▶ _TASK INPUT_:
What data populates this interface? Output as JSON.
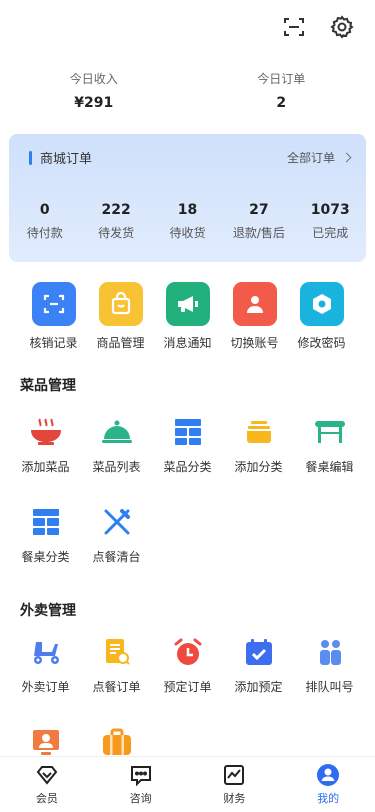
{
  "top_icons": [
    "scan-icon",
    "gear-icon"
  ],
  "stats": [
    {
      "label": "今日收入",
      "value": "¥291"
    },
    {
      "label": "今日订单",
      "value": "2"
    }
  ],
  "order_card": {
    "title": "商城订单",
    "all_link": "全部订单",
    "counts": [
      {
        "value": "0",
        "label": "待付款"
      },
      {
        "value": "222",
        "label": "待发货"
      },
      {
        "value": "18",
        "label": "待收货"
      },
      {
        "value": "27",
        "label": "退款/售后"
      },
      {
        "value": "1073",
        "label": "已完成"
      }
    ]
  },
  "quick": [
    {
      "label": "核销记录",
      "icon": "verify-icon",
      "color": "#3b82f6"
    },
    {
      "label": "商品管理",
      "icon": "bag-icon",
      "color": "#f7c233"
    },
    {
      "label": "消息通知",
      "icon": "megaphone-icon",
      "color": "#22b07d"
    },
    {
      "label": "切换账号",
      "icon": "user-icon",
      "color": "#f25a4a"
    },
    {
      "label": "修改密码",
      "icon": "hexagon-icon",
      "color": "#1ab3e0"
    }
  ],
  "dish_section": {
    "title": "菜品管理",
    "items": [
      {
        "label": "添加菜品",
        "icon": "bowl-icon"
      },
      {
        "label": "菜品列表",
        "icon": "cloche-icon"
      },
      {
        "label": "菜品分类",
        "icon": "grid-icon"
      },
      {
        "label": "添加分类",
        "icon": "stack-icon"
      },
      {
        "label": "餐桌编辑",
        "icon": "table-icon"
      },
      {
        "label": "餐桌分类",
        "icon": "grid-icon"
      },
      {
        "label": "点餐清台",
        "icon": "utensils-icon"
      }
    ]
  },
  "takeout_section": {
    "title": "外卖管理",
    "items": [
      {
        "label": "外卖订单",
        "icon": "scooter-icon"
      },
      {
        "label": "点餐订单",
        "icon": "receipt-icon"
      },
      {
        "label": "预定订单",
        "icon": "alarm-icon"
      },
      {
        "label": "添加预定",
        "icon": "calendar-icon"
      },
      {
        "label": "排队叫号",
        "icon": "people-icon"
      },
      {
        "label": "",
        "icon": "presenter-icon"
      },
      {
        "label": "",
        "icon": "briefcase-icon"
      }
    ]
  },
  "tabbar": [
    {
      "label": "会员",
      "icon": "diamond-icon",
      "active": false
    },
    {
      "label": "咨询",
      "icon": "chat-icon",
      "active": false
    },
    {
      "label": "财务",
      "icon": "chart-icon",
      "active": false
    },
    {
      "label": "我的",
      "icon": "profile-icon",
      "active": true
    }
  ],
  "colors": {
    "accent": "#2f6cf2",
    "card_bg": "#cfe0fb"
  }
}
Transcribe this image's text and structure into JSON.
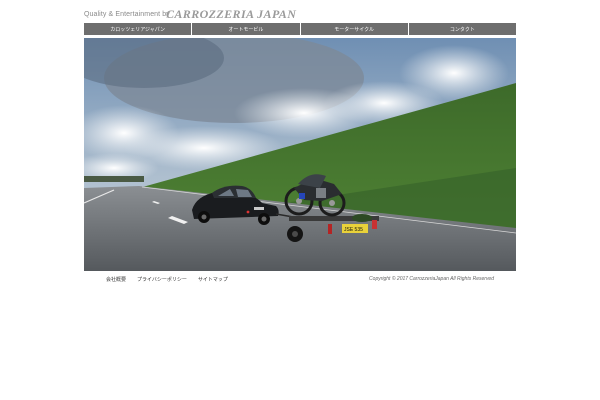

▶ _PROMPT_:
In the listing, find each line with the string "this" and copy it.

▶ _EXERCISE RESULT_:
What data populates this interface? Output as JSON.
Transcribe this image's text and structure into JSON.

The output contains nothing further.